## Short task
Entries follow. Set all of them down as they stand.

## Source material
· · · ·

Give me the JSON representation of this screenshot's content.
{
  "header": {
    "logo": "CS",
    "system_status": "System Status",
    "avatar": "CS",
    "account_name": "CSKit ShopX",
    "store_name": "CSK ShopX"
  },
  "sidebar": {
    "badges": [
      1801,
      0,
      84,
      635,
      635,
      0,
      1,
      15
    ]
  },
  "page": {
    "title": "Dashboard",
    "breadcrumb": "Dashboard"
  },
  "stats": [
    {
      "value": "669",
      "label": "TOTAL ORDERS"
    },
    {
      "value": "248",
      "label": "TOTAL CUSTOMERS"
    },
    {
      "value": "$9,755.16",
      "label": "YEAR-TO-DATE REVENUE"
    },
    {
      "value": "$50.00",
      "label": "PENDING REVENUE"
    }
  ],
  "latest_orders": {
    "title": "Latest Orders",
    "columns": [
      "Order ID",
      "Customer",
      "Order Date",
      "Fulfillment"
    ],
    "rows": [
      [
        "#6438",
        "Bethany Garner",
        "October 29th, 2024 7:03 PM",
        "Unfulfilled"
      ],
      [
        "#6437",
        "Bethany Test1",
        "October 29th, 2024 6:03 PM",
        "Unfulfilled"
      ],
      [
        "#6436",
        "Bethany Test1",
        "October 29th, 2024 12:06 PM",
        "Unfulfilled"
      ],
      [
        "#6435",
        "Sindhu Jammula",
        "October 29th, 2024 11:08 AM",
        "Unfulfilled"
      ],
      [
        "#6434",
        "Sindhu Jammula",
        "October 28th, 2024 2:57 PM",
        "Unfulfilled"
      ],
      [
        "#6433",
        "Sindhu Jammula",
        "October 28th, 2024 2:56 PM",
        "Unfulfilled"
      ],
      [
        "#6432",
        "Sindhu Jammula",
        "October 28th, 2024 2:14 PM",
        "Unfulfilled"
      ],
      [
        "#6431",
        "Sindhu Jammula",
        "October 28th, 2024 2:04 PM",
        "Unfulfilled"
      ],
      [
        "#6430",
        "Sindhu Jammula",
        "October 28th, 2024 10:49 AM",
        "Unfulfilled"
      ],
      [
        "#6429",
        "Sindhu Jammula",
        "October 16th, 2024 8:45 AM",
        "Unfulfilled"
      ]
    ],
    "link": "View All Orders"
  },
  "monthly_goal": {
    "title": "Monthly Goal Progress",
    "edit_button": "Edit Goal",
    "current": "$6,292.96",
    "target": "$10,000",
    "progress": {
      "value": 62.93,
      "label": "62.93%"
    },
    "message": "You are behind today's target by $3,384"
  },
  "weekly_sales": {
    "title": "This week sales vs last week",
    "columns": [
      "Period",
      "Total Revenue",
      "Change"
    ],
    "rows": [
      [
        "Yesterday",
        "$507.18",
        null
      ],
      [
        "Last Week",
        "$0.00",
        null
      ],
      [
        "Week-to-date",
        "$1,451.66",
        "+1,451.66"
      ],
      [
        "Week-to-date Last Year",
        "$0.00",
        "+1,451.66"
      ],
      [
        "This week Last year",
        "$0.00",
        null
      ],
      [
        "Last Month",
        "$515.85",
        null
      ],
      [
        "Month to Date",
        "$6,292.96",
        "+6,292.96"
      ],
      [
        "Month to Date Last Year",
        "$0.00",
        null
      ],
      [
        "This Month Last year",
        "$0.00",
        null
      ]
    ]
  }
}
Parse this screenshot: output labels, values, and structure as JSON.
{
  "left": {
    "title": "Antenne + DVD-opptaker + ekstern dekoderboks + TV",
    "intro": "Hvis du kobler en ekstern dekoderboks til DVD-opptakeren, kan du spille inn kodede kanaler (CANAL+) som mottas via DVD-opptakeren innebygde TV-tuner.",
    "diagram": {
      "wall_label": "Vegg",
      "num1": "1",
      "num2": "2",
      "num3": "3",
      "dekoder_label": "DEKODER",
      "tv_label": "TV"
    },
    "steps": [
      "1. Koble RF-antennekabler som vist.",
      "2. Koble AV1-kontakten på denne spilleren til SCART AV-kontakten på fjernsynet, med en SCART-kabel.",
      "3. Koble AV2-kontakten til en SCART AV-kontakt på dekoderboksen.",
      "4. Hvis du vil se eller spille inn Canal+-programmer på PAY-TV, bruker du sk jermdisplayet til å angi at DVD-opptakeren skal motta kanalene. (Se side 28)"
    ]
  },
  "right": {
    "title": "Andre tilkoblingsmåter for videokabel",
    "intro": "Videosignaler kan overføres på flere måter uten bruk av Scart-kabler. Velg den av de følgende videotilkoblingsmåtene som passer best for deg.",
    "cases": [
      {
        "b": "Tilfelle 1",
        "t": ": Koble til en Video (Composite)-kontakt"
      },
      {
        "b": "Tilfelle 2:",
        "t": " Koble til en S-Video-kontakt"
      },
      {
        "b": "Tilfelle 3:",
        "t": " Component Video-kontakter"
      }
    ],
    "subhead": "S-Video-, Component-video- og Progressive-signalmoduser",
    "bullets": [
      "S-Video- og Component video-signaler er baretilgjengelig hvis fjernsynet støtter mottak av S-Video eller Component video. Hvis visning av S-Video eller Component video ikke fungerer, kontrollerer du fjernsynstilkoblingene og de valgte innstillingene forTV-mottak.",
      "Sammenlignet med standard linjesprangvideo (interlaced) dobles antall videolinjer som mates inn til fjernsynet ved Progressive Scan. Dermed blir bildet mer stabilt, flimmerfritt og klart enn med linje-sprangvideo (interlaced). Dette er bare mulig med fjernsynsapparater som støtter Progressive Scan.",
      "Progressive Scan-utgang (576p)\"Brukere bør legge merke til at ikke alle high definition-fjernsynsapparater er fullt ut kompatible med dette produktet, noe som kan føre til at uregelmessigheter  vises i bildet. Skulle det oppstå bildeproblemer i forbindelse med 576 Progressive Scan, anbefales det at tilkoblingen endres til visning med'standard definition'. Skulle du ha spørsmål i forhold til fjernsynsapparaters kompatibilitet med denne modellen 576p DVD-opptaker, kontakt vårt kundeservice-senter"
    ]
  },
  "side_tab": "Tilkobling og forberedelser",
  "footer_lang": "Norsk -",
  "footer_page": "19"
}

· · · ·

## Answer to the exercise
Give me the JSON representation of this screenshot's content.
{
  "header": {
    "logo": "CS",
    "system_status": "System Status",
    "avatar": "CS",
    "account_name": "CSKit ShopX",
    "store_name": "CSK ShopX"
  },
  "sidebar": {
    "badges": [
      1801,
      0,
      84,
      635,
      635,
      0,
      1,
      15
    ]
  },
  "page": {
    "title": "Dashboard",
    "breadcrumb": "Dashboard"
  },
  "stats": [
    {
      "value": "669",
      "label": "TOTAL ORDERS"
    },
    {
      "value": "248",
      "label": "TOTAL CUSTOMERS"
    },
    {
      "value": "$9,755.16",
      "label": "YEAR-TO-DATE REVENUE"
    },
    {
      "value": "$50.00",
      "label": "PENDING REVENUE"
    }
  ],
  "latest_orders": {
    "title": "Latest Orders",
    "columns": [
      "Order ID",
      "Customer",
      "Order Date",
      "Fulfillment"
    ],
    "rows": [
      [
        "#6438",
        "Bethany Garner",
        "October 29th, 2024 7:03 PM",
        "Unfulfilled"
      ],
      [
        "#6437",
        "Bethany Test1",
        "October 29th, 2024 6:03 PM",
        "Unfulfilled"
      ],
      [
        "#6436",
        "Bethany Test1",
        "October 29th, 2024 12:06 PM",
        "Unfulfilled"
      ],
      [
        "#6435",
        "Sindhu Jammula",
        "October 29th, 2024 11:08 AM",
        "Unfulfilled"
      ],
      [
        "#6434",
        "Sindhu Jammula",
        "October 28th, 2024 2:57 PM",
        "Unfulfilled"
      ],
      [
        "#6433",
        "Sindhu Jammula",
        "October 28th, 2024 2:56 PM",
        "Unfulfilled"
      ],
      [
        "#6432",
        "Sindhu Jammula",
        "October 28th, 2024 2:14 PM",
        "Unfulfilled"
      ],
      [
        "#6431",
        "Sindhu Jammula",
        "October 28th, 2024 2:04 PM",
        "Unfulfilled"
      ],
      [
        "#6430",
        "Sindhu Jammula",
        "October 28th, 2024 10:49 AM",
        "Unfulfilled"
      ],
      [
        "#6429",
        "Sindhu Jammula",
        "October 16th, 2024 8:45 AM",
        "Unfulfilled"
      ]
    ],
    "link": "View All Orders"
  },
  "monthly_goal": {
    "title": "Monthly Goal Progress",
    "edit_button": "Edit Goal",
    "current": "$6,292.96",
    "target": "$10,000",
    "progress": {
      "value": 62.93,
      "label": "62.93%"
    },
    "message": "You are behind today's target by $3,384"
  },
  "weekly_sales": {
    "title": "This week sales vs last week",
    "columns": [
      "Period",
      "Total Revenue",
      "Change"
    ],
    "rows": [
      [
        "Yesterday",
        "$507.18",
        null
      ],
      [
        "Last Week",
        "$0.00",
        null
      ],
      [
        "Week-to-date",
        "$1,451.66",
        "+1,451.66"
      ],
      [
        "Week-to-date Last Year",
        "$0.00",
        "+1,451.66"
      ],
      [
        "This week Last year",
        "$0.00",
        null
      ],
      [
        "Last Month",
        "$515.85",
        null
      ],
      [
        "Month to Date",
        "$6,292.96",
        "+6,292.96"
      ],
      [
        "Month to Date Last Year",
        "$0.00",
        null
      ],
      [
        "This Month Last year",
        "$0.00",
        null
      ]
    ]
  }
}
Parse this screenshot: output labels, values, and structure as JSON.
{
  "left": {
    "title": "Antenne + DVD-opptaker + ekstern dekoderboks + TV",
    "intro": "Hvis du kobler en ekstern dekoderboks til DVD-opptakeren, kan du spille inn kodede kanaler (CANAL+) som mottas via DVD-opptakeren innebygde TV-tuner.",
    "diagram": {
      "wall_label": "Vegg",
      "num1": "1",
      "num2": "2",
      "num3": "3",
      "dekoder_label": "DEKODER",
      "tv_label": "TV"
    },
    "steps": [
      "1. Koble RF-antennekabler som vist.",
      "2. Koble AV1-kontakten på denne spilleren til SCART AV-kontakten på fjernsynet, med en SCART-kabel.",
      "3. Koble AV2-kontakten til en SCART AV-kontakt på dekoderboksen.",
      "4. Hvis du vil se eller spille inn Canal+-programmer på PAY-TV, bruker du sk jermdisplayet til å angi at DVD-opptakeren skal motta kanalene. (Se side 28)"
    ]
  },
  "right": {
    "title": "Andre tilkoblingsmåter for videokabel",
    "intro": "Videosignaler kan overføres på flere måter uten bruk av Scart-kabler. Velg den av de følgende videotilkoblingsmåtene som passer best for deg.",
    "cases": [
      {
        "b": "Tilfelle 1",
        "t": ": Koble til en Video (Composite)-kontakt"
      },
      {
        "b": "Tilfelle 2:",
        "t": " Koble til en S-Video-kontakt"
      },
      {
        "b": "Tilfelle 3:",
        "t": " Component Video-kontakter"
      }
    ],
    "subhead": "S-Video-, Component-video- og Progressive-signalmoduser",
    "bullets": [
      "S-Video- og Component video-signaler er baretilgjengelig hvis fjernsynet støtter mottak av S-Video eller Component video. Hvis visning av S-Video eller Component video ikke fungerer, kontrollerer du fjernsynstilkoblingene og de valgte innstillingene forTV-mottak.",
      "Sammenlignet med standard linjesprangvideo (interlaced) dobles antall videolinjer som mates inn til fjernsynet ved Progressive Scan. Dermed blir bildet mer stabilt, flimmerfritt og klart enn med linje-sprangvideo (interlaced). Dette er bare mulig med fjernsynsapparater som støtter Progressive Scan.",
      "Progressive Scan-utgang (576p)\"Brukere bør legge merke til at ikke alle high definition-fjernsynsapparater er fullt ut kompatible med dette produktet, noe som kan føre til at uregelmessigheter  vises i bildet. Skulle det oppstå bildeproblemer i forbindelse med 576 Progressive Scan, anbefales det at tilkoblingen endres til visning med'standard definition'. Skulle du ha spørsmål i forhold til fjernsynsapparaters kompatibilitet med denne modellen 576p DVD-opptaker, kontakt vårt kundeservice-senter"
    ]
  },
  "side_tab": "Tilkobling og forberedelser",
  "footer_lang": "Norsk -",
  "footer_page": "19"
}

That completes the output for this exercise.